Task to carry out ▸
Your task is to transcribe all the entries exactly, excluding pictures.

Dataset excerpt
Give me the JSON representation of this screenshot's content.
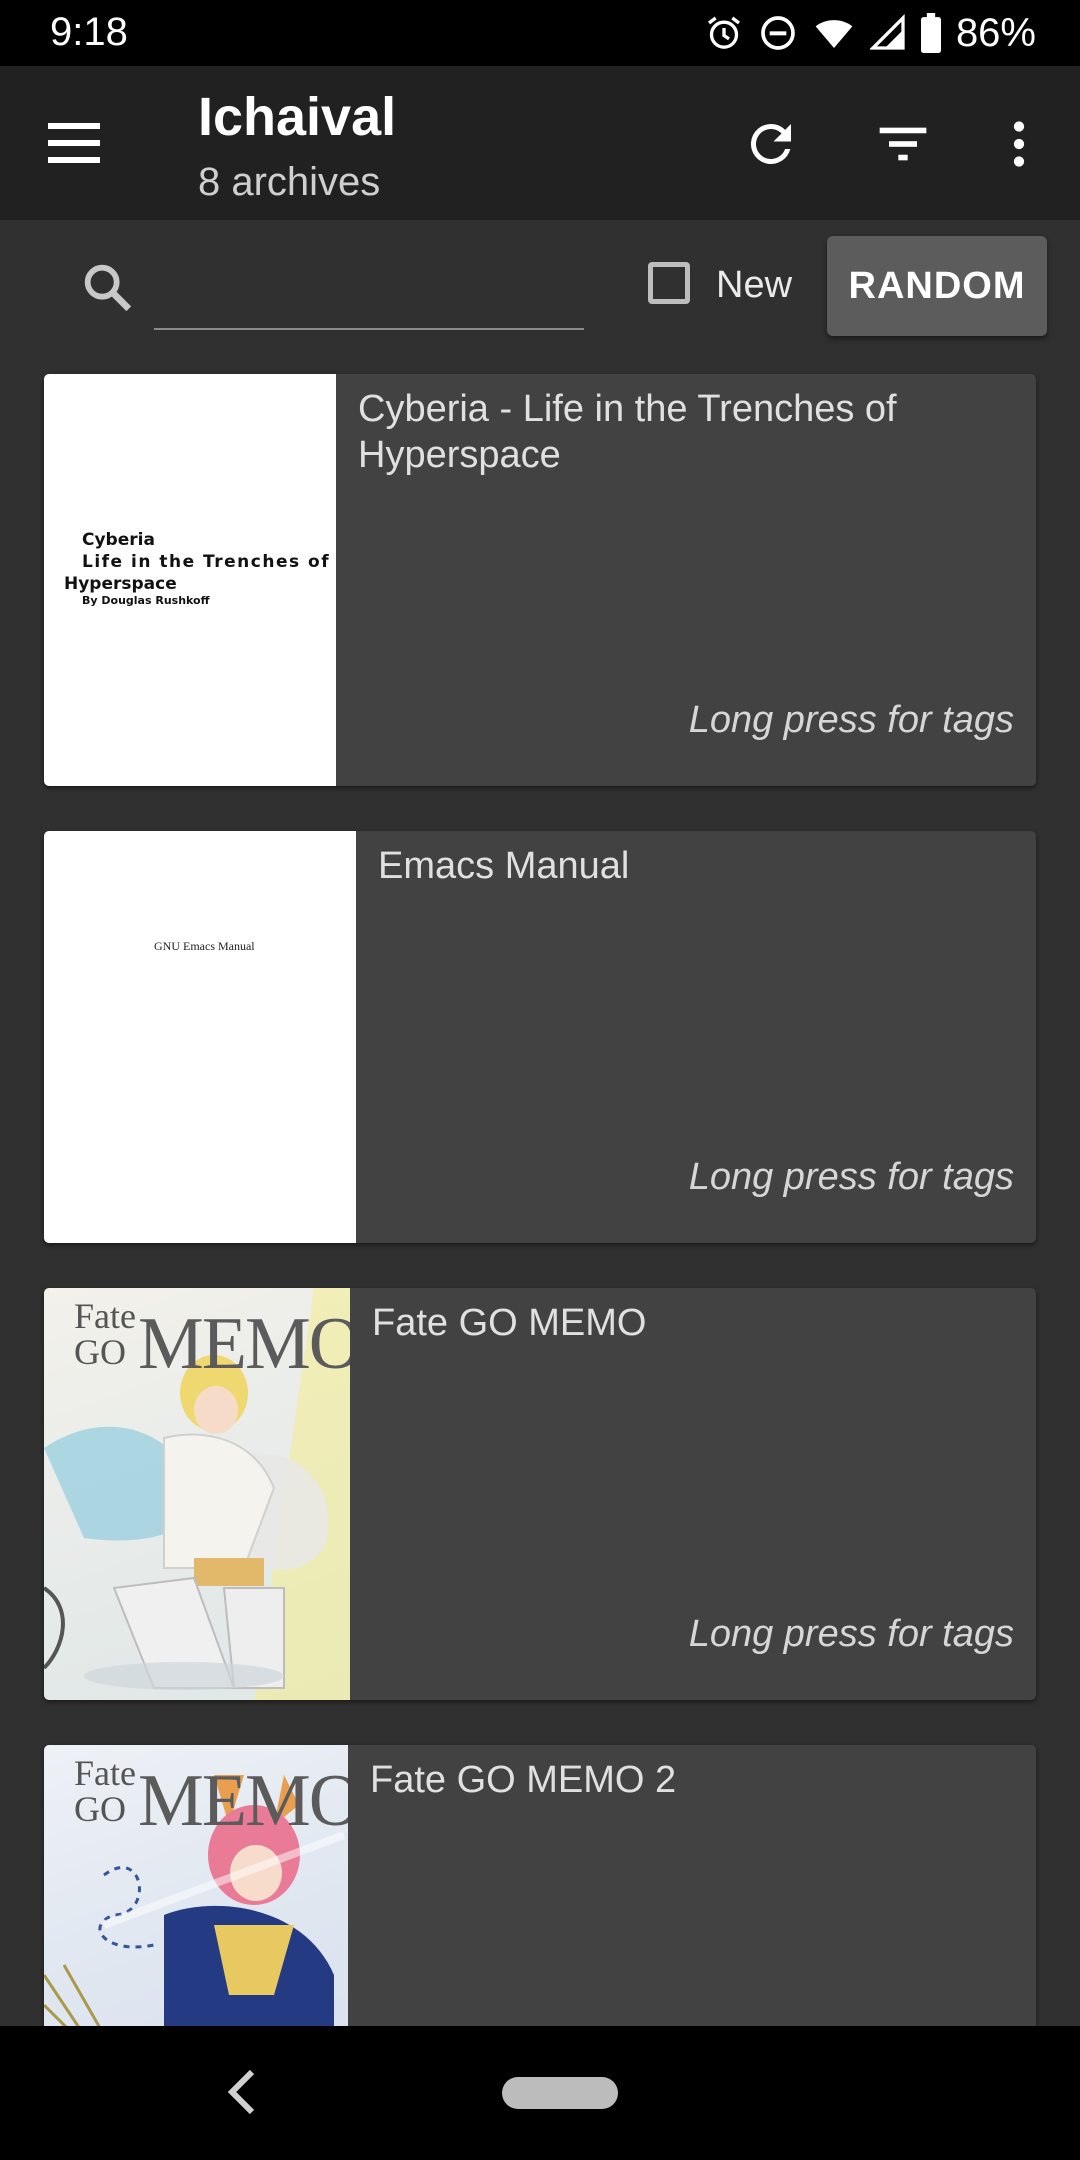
{
  "status_bar": {
    "time": "9:18",
    "battery": "86%"
  },
  "app_bar": {
    "title": "Ichaival",
    "subtitle": "8 archives"
  },
  "search": {
    "value": "",
    "placeholder": "",
    "new_label": "New",
    "random_label": "RANDOM"
  },
  "archives": [
    {
      "title": "Cyberia - Life in the Trenches of Hyperspace",
      "hint": "Long press for tags",
      "cover_lines": [
        "Cyberia",
        "Life in the Trenches of",
        "Hyperspace",
        "By Douglas Rushkoff"
      ]
    },
    {
      "title": "Emacs Manual",
      "hint": "Long press for tags",
      "cover_text": "GNU Emacs Manual"
    },
    {
      "title": "Fate GO MEMO",
      "hint": "Long press for tags",
      "cover_logo": [
        "Fate",
        "GO",
        "MEMO"
      ]
    },
    {
      "title": "Fate GO MEMO 2",
      "hint": "",
      "cover_logo": [
        "Fate",
        "GO",
        "MEMO"
      ]
    }
  ],
  "icons": [
    "menu-icon",
    "refresh-icon",
    "filter-icon",
    "more-vert-icon",
    "search-icon",
    "alarm-icon",
    "dnd-icon",
    "wifi-icon",
    "signal-icon",
    "battery-icon",
    "back-icon"
  ],
  "colors": {
    "app_bar": "#212121",
    "background": "#303030",
    "card": "#424242",
    "button": "#5c5c5c"
  }
}
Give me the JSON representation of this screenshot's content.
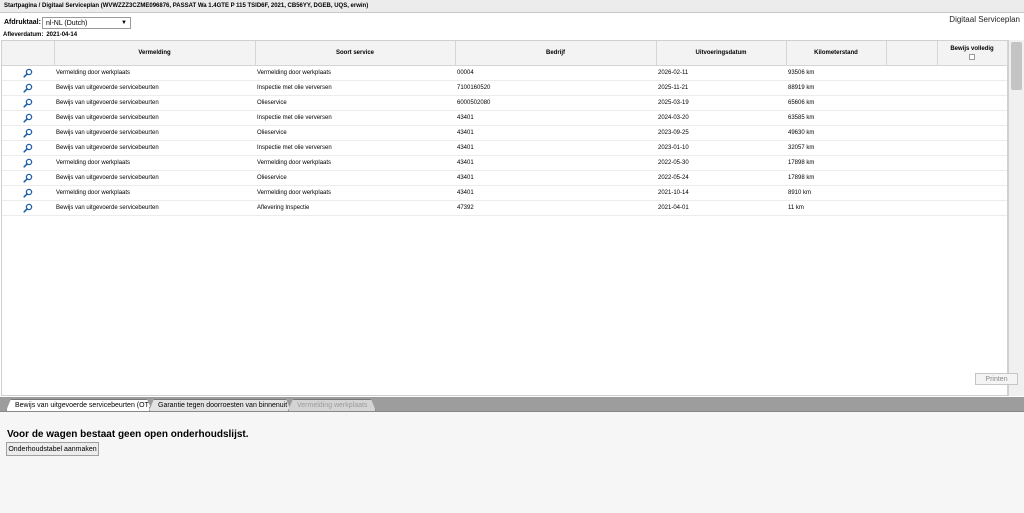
{
  "breadcrumb": "Startpagina / Digitaal Serviceplan (WVWZZZ3CZME096876, PASSAT Wa 1.4GTE P 115 TSID6F, 2021, CB56YY, DGEB, UQS, erwin)",
  "print_language": {
    "label": "Afdruktaal:",
    "selected": "nl-NL (Dutch)"
  },
  "app_title": "Digitaal Serviceplan",
  "delivery": {
    "label": "Afleverdatum:",
    "value": "2021-04-14"
  },
  "table": {
    "columns": [
      "Vermelding",
      "Soort service",
      "Bedrijf",
      "Uitvoeringsdatum",
      "Kilometerstand",
      "Bewijs volledig"
    ],
    "rows": [
      {
        "vermelding": "Vermelding door werkplaats",
        "soort": "Vermelding door werkplaats",
        "bedrijf": "00004",
        "datum": "2026-02-11",
        "km": "93506 km"
      },
      {
        "vermelding": "Bewijs van uitgevoerde servicebeurten",
        "soort": "Inspectie met olie verversen",
        "bedrijf": "7100160520",
        "datum": "2025-11-21",
        "km": "88919 km"
      },
      {
        "vermelding": "Bewijs van uitgevoerde servicebeurten",
        "soort": "Olieservice",
        "bedrijf": "6000502080",
        "datum": "2025-03-19",
        "km": "65606 km"
      },
      {
        "vermelding": "Bewijs van uitgevoerde servicebeurten",
        "soort": "Inspectie met olie verversen",
        "bedrijf": "43401",
        "datum": "2024-03-20",
        "km": "63585 km"
      },
      {
        "vermelding": "Bewijs van uitgevoerde servicebeurten",
        "soort": "Olieservice",
        "bedrijf": "43401",
        "datum": "2023-09-25",
        "km": "49630 km"
      },
      {
        "vermelding": "Bewijs van uitgevoerde servicebeurten",
        "soort": "Inspectie met olie verversen",
        "bedrijf": "43401",
        "datum": "2023-01-10",
        "km": "32057 km"
      },
      {
        "vermelding": "Vermelding door werkplaats",
        "soort": "Vermelding door werkplaats",
        "bedrijf": "43401",
        "datum": "2022-05-30",
        "km": "17898 km"
      },
      {
        "vermelding": "Bewijs van uitgevoerde servicebeurten",
        "soort": "Olieservice",
        "bedrijf": "43401",
        "datum": "2022-05-24",
        "km": "17898 km"
      },
      {
        "vermelding": "Vermelding door werkplaats",
        "soort": "Vermelding door werkplaats",
        "bedrijf": "43401",
        "datum": "2021-10-14",
        "km": "8910 km"
      },
      {
        "vermelding": "Bewijs van uitgevoerde servicebeurten",
        "soort": "Aflevering Inspectie",
        "bedrijf": "47392",
        "datum": "2021-04-01",
        "km": "11 km"
      }
    ]
  },
  "print_button": "Printen",
  "tabs": [
    {
      "label": "Bewijs van uitgevoerde servicebeurten (OT)",
      "state": "active"
    },
    {
      "label": "Garantie tegen doorroesten van binnenuit",
      "state": "normal"
    },
    {
      "label": "Vermelding werkplaats",
      "state": "disabled"
    }
  ],
  "panel": {
    "message": "Voor de wagen bestaat geen open onderhoudslijst.",
    "create_button": "Onderhoudstabel aanmaken"
  },
  "icons": {
    "row_action": "magnifier-icon",
    "dropdown": "chevron-down-icon"
  },
  "colors": {
    "icon_blue": "#1f5fa8",
    "tab_strip": "#9d9d9d"
  }
}
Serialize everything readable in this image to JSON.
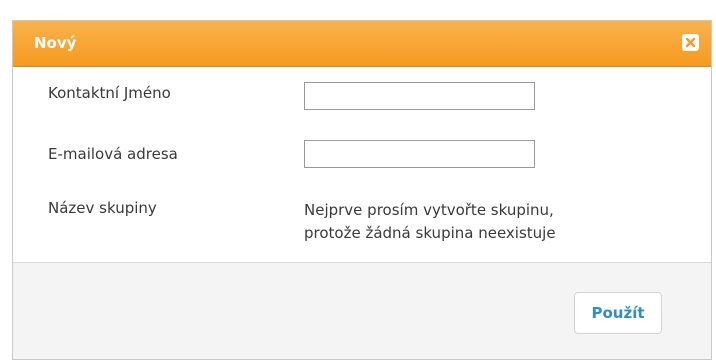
{
  "dialog": {
    "title": "Nový",
    "close_icon": "close-icon",
    "accent_color": "#f7a22e"
  },
  "form": {
    "contact_name_label": "Kontaktní Jméno",
    "contact_name_value": "",
    "email_label": "E-mailová adresa",
    "email_value": "",
    "group_label": "Název skupiny",
    "group_note_line1": "Nejprve prosím vytvořte skupinu,",
    "group_note_line2": "protože žádná skupina neexistuje"
  },
  "footer": {
    "apply_label": "Použít"
  }
}
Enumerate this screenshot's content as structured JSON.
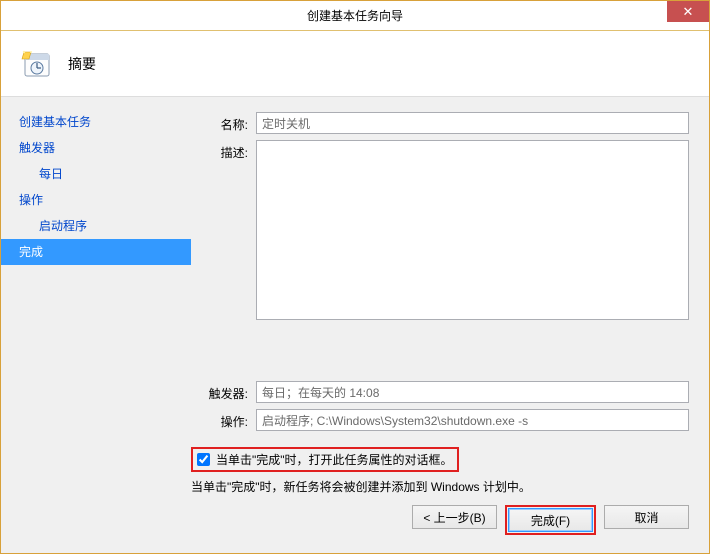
{
  "window": {
    "title": "创建基本任务向导"
  },
  "header": {
    "title": "摘要"
  },
  "sidebar": {
    "items": [
      {
        "label": "创建基本任务",
        "indent": false
      },
      {
        "label": "触发器",
        "indent": false
      },
      {
        "label": "每日",
        "indent": true
      },
      {
        "label": "操作",
        "indent": false
      },
      {
        "label": "启动程序",
        "indent": true
      },
      {
        "label": "完成",
        "indent": false,
        "selected": true
      }
    ]
  },
  "form": {
    "name_label": "名称:",
    "name_value": "定时关机",
    "desc_label": "描述:",
    "desc_value": "",
    "trigger_label": "触发器:",
    "trigger_value": "每日；在每天的 14:08",
    "action_label": "操作:",
    "action_value": "启动程序; C:\\Windows\\System32\\shutdown.exe -s"
  },
  "checkbox": {
    "label": "当单击\"完成\"时，打开此任务属性的对话框。",
    "checked": true
  },
  "info": "当单击\"完成\"时，新任务将会被创建并添加到 Windows 计划中。",
  "buttons": {
    "back": "< 上一步(B)",
    "finish": "完成(F)",
    "cancel": "取消"
  }
}
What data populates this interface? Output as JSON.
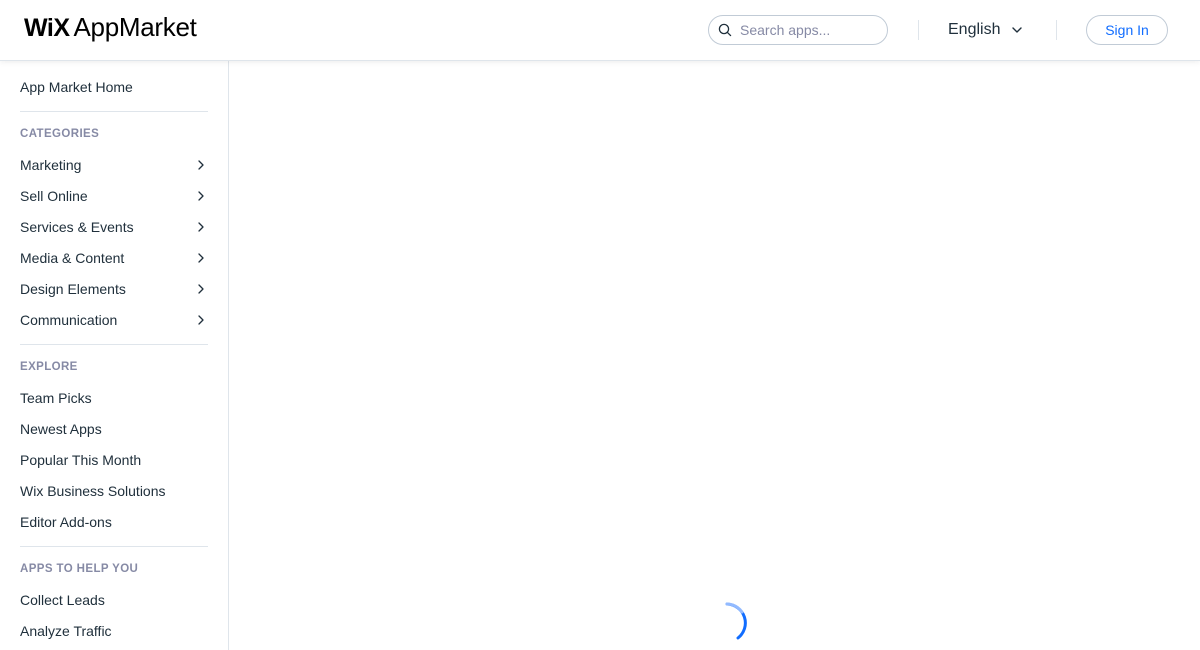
{
  "header": {
    "logo_wix": "WiX",
    "logo_app": "AppMarket",
    "search_placeholder": "Search apps...",
    "language": "English",
    "sign_in": "Sign In"
  },
  "sidebar": {
    "home": "App Market Home",
    "categories_heading": "CATEGORIES",
    "categories": [
      {
        "label": "Marketing"
      },
      {
        "label": "Sell Online"
      },
      {
        "label": "Services & Events"
      },
      {
        "label": "Media & Content"
      },
      {
        "label": "Design Elements"
      },
      {
        "label": "Communication"
      }
    ],
    "explore_heading": "EXPLORE",
    "explore": [
      {
        "label": "Team Picks"
      },
      {
        "label": "Newest Apps"
      },
      {
        "label": "Popular This Month"
      },
      {
        "label": "Wix Business Solutions"
      },
      {
        "label": "Editor Add-ons"
      }
    ],
    "help_heading": "APPS TO HELP YOU",
    "help": [
      {
        "label": "Collect Leads"
      },
      {
        "label": "Analyze Traffic"
      }
    ]
  },
  "colors": {
    "accent": "#116dff",
    "text": "#20303c",
    "muted": "#868aa5",
    "border": "#dfe5eb"
  },
  "icons": {
    "search": "search-icon",
    "language_toggle": "chevron-down-icon",
    "category_arrow": "chevron-right-icon",
    "loader": "loading-spinner-icon"
  }
}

Finished answer ▸
Give me the JSON representation of this screenshot's content.
{
  "status_bar": {
    "time": "9:18",
    "battery": "86%"
  },
  "app_bar": {
    "title": "Ichaival",
    "subtitle": "8 archives"
  },
  "search": {
    "value": "",
    "placeholder": "",
    "new_label": "New",
    "random_label": "RANDOM"
  },
  "archives": [
    {
      "title": "Cyberia - Life in the Trenches of Hyperspace",
      "hint": "Long press for tags",
      "cover_lines": [
        "Cyberia",
        "Life in the Trenches of",
        "Hyperspace",
        "By Douglas Rushkoff"
      ]
    },
    {
      "title": "Emacs Manual",
      "hint": "Long press for tags",
      "cover_text": "GNU Emacs Manual"
    },
    {
      "title": "Fate GO MEMO",
      "hint": "Long press for tags",
      "cover_logo": [
        "Fate",
        "GO",
        "MEMO"
      ]
    },
    {
      "title": "Fate GO MEMO 2",
      "hint": "",
      "cover_logo": [
        "Fate",
        "GO",
        "MEMO"
      ]
    }
  ],
  "icons": [
    "menu-icon",
    "refresh-icon",
    "filter-icon",
    "more-vert-icon",
    "search-icon",
    "alarm-icon",
    "dnd-icon",
    "wifi-icon",
    "signal-icon",
    "battery-icon",
    "back-icon"
  ],
  "colors": {
    "app_bar": "#212121",
    "background": "#303030",
    "card": "#424242",
    "button": "#5c5c5c"
  }
}
Give me the JSON representation of this screenshot's content.
{
  "breadcrumb": "Startpagina / Digitaal Serviceplan (WVWZZZ3CZME096876, PASSAT Wa 1.4GTE P 115 TSID6F, 2021, CB56YY, DGEB, UQS, erwin)",
  "print_language": {
    "label": "Afdruktaal:",
    "selected": "nl-NL (Dutch)"
  },
  "app_title": "Digitaal Serviceplan",
  "delivery": {
    "label": "Afleverdatum:",
    "value": "2021-04-14"
  },
  "table": {
    "columns": [
      "Vermelding",
      "Soort service",
      "Bedrijf",
      "Uitvoeringsdatum",
      "Kilometerstand",
      "Bewijs volledig"
    ],
    "rows": [
      {
        "vermelding": "Vermelding door werkplaats",
        "soort": "Vermelding door werkplaats",
        "bedrijf": "00004",
        "datum": "2026-02-11",
        "km": "93506 km"
      },
      {
        "vermelding": "Bewijs van uitgevoerde servicebeurten",
        "soort": "Inspectie met olie verversen",
        "bedrijf": "7100160520",
        "datum": "2025-11-21",
        "km": "88919 km"
      },
      {
        "vermelding": "Bewijs van uitgevoerde servicebeurten",
        "soort": "Olieservice",
        "bedrijf": "6000502080",
        "datum": "2025-03-19",
        "km": "65606 km"
      },
      {
        "vermelding": "Bewijs van uitgevoerde servicebeurten",
        "soort": "Inspectie met olie verversen",
        "bedrijf": "43401",
        "datum": "2024-03-20",
        "km": "63585 km"
      },
      {
        "vermelding": "Bewijs van uitgevoerde servicebeurten",
        "soort": "Olieservice",
        "bedrijf": "43401",
        "datum": "2023-09-25",
        "km": "49630 km"
      },
      {
        "vermelding": "Bewijs van uitgevoerde servicebeurten",
        "soort": "Inspectie met olie verversen",
        "bedrijf": "43401",
        "datum": "2023-01-10",
        "km": "32057 km"
      },
      {
        "vermelding": "Vermelding door werkplaats",
        "soort": "Vermelding door werkplaats",
        "bedrijf": "43401",
        "datum": "2022-05-30",
        "km": "17898 km"
      },
      {
        "vermelding": "Bewijs van uitgevoerde servicebeurten",
        "soort": "Olieservice",
        "bedrijf": "43401",
        "datum": "2022-05-24",
        "km": "17898 km"
      },
      {
        "vermelding": "Vermelding door werkplaats",
        "soort": "Vermelding door werkplaats",
        "bedrijf": "43401",
        "datum": "2021-10-14",
        "km": "8910 km"
      },
      {
        "vermelding": "Bewijs van uitgevoerde servicebeurten",
        "soort": "Aflevering Inspectie",
        "bedrijf": "47392",
        "datum": "2021-04-01",
        "km": "11 km"
      }
    ]
  },
  "print_button": "Printen",
  "tabs": [
    {
      "label": "Bewijs van uitgevoerde servicebeurten (OT)",
      "state": "active"
    },
    {
      "label": "Garantie tegen doorroesten van binnenuit",
      "state": "normal"
    },
    {
      "label": "Vermelding werkplaats",
      "state": "disabled"
    }
  ],
  "panel": {
    "message": "Voor de wagen bestaat geen open onderhoudslijst.",
    "create_button": "Onderhoudstabel aanmaken"
  },
  "icons": {
    "row_action": "magnifier-icon",
    "dropdown": "chevron-down-icon"
  },
  "colors": {
    "icon_blue": "#1f5fa8",
    "tab_strip": "#9d9d9d"
  }
}
Serialize everything readable in this image to JSON.
{
  "dialog": {
    "title": "Nový",
    "close_icon": "close-icon",
    "accent_color": "#f7a22e"
  },
  "form": {
    "contact_name_label": "Kontaktní Jméno",
    "contact_name_value": "",
    "email_label": "E-mailová adresa",
    "email_value": "",
    "group_label": "Název skupiny",
    "group_note_line1": "Nejprve prosím vytvořte skupinu,",
    "group_note_line2": "protože žádná skupina neexistuje"
  },
  "footer": {
    "apply_label": "Použít"
  }
}
Enumerate this screenshot's content as structured JSON.
{
  "window": {
    "title": "创建基本任务向导"
  },
  "header": {
    "title": "摘要"
  },
  "sidebar": {
    "items": [
      {
        "label": "创建基本任务",
        "indent": false
      },
      {
        "label": "触发器",
        "indent": false
      },
      {
        "label": "每日",
        "indent": true
      },
      {
        "label": "操作",
        "indent": false
      },
      {
        "label": "启动程序",
        "indent": true
      },
      {
        "label": "完成",
        "indent": false,
        "selected": true
      }
    ]
  },
  "form": {
    "name_label": "名称:",
    "name_value": "定时关机",
    "desc_label": "描述:",
    "desc_value": "",
    "trigger_label": "触发器:",
    "trigger_value": "每日；在每天的 14:08",
    "action_label": "操作:",
    "action_value": "启动程序; C:\\Windows\\System32\\shutdown.exe -s"
  },
  "checkbox": {
    "label": "当单击\"完成\"时，打开此任务属性的对话框。",
    "checked": true
  },
  "info": "当单击\"完成\"时，新任务将会被创建并添加到 Windows 计划中。",
  "buttons": {
    "back": "< 上一步(B)",
    "finish": "完成(F)",
    "cancel": "取消"
  }
}
What data populates this interface? Output as JSON.
{
  "header": {
    "logo_wix": "WiX",
    "logo_app": "AppMarket",
    "search_placeholder": "Search apps...",
    "language": "English",
    "sign_in": "Sign In"
  },
  "sidebar": {
    "home": "App Market Home",
    "categories_heading": "CATEGORIES",
    "categories": [
      {
        "label": "Marketing"
      },
      {
        "label": "Sell Online"
      },
      {
        "label": "Services & Events"
      },
      {
        "label": "Media & Content"
      },
      {
        "label": "Design Elements"
      },
      {
        "label": "Communication"
      }
    ],
    "explore_heading": "EXPLORE",
    "explore": [
      {
        "label": "Team Picks"
      },
      {
        "label": "Newest Apps"
      },
      {
        "label": "Popular This Month"
      },
      {
        "label": "Wix Business Solutions"
      },
      {
        "label": "Editor Add-ons"
      }
    ],
    "help_heading": "APPS TO HELP YOU",
    "help": [
      {
        "label": "Collect Leads"
      },
      {
        "label": "Analyze Traffic"
      }
    ]
  },
  "colors": {
    "accent": "#116dff",
    "text": "#20303c",
    "muted": "#868aa5",
    "border": "#dfe5eb"
  },
  "icons": {
    "search": "search-icon",
    "language_toggle": "chevron-down-icon",
    "category_arrow": "chevron-right-icon",
    "loader": "loading-spinner-icon"
  }
}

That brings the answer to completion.